▼
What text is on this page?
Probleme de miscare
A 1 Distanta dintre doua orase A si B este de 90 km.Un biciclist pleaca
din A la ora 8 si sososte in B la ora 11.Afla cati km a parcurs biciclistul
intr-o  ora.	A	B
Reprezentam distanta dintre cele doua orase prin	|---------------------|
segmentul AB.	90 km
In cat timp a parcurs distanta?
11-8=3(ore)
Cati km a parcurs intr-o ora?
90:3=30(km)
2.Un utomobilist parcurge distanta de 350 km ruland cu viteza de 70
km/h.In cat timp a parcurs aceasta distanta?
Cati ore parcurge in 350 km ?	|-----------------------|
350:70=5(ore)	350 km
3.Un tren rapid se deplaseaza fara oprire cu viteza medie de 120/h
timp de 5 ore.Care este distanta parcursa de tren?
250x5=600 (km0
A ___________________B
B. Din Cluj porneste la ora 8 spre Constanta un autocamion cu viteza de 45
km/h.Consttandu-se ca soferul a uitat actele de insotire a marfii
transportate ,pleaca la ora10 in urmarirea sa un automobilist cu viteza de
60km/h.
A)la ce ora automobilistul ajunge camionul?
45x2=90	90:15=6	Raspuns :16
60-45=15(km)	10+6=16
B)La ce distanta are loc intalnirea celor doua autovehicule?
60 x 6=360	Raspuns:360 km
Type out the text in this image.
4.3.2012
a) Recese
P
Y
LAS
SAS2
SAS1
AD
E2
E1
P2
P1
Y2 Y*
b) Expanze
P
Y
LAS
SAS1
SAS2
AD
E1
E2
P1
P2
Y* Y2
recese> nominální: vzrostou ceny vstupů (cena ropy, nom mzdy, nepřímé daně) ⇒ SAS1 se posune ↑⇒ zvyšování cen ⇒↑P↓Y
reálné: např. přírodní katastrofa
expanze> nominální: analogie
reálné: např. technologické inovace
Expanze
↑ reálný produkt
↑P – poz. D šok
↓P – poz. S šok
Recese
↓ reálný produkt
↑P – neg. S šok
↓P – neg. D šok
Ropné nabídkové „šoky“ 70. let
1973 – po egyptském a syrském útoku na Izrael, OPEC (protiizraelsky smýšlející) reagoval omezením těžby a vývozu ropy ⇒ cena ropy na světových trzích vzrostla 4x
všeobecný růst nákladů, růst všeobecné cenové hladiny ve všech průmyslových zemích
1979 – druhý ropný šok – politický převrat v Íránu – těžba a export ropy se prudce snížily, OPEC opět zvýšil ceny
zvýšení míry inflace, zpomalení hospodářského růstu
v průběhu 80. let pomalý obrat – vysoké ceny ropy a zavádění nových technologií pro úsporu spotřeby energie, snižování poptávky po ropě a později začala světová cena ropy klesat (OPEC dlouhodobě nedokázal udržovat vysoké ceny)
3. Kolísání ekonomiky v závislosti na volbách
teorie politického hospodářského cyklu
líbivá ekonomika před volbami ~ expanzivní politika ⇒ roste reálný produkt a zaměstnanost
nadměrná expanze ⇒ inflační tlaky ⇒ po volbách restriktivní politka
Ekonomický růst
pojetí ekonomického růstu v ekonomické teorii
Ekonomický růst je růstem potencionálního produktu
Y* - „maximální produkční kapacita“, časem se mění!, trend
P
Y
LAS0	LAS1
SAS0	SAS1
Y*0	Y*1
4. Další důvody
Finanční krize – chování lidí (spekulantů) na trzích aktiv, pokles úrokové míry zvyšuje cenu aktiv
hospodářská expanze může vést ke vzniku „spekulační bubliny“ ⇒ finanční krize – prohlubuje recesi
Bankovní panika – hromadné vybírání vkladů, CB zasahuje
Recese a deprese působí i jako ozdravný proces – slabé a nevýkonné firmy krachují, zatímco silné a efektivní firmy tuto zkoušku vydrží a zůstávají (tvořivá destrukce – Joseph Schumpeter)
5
▲
## OBJECTIVE
Using the records above, gather all lines where the string "míry" is present.

## FULL RESPONSE
zvýšení míry inflace, zpomalení hospodářského růstu
Finanční krize – chování lidí (spekulantů) na trzích aktiv, pokles úrokové míry zvyšuje cenu aktiv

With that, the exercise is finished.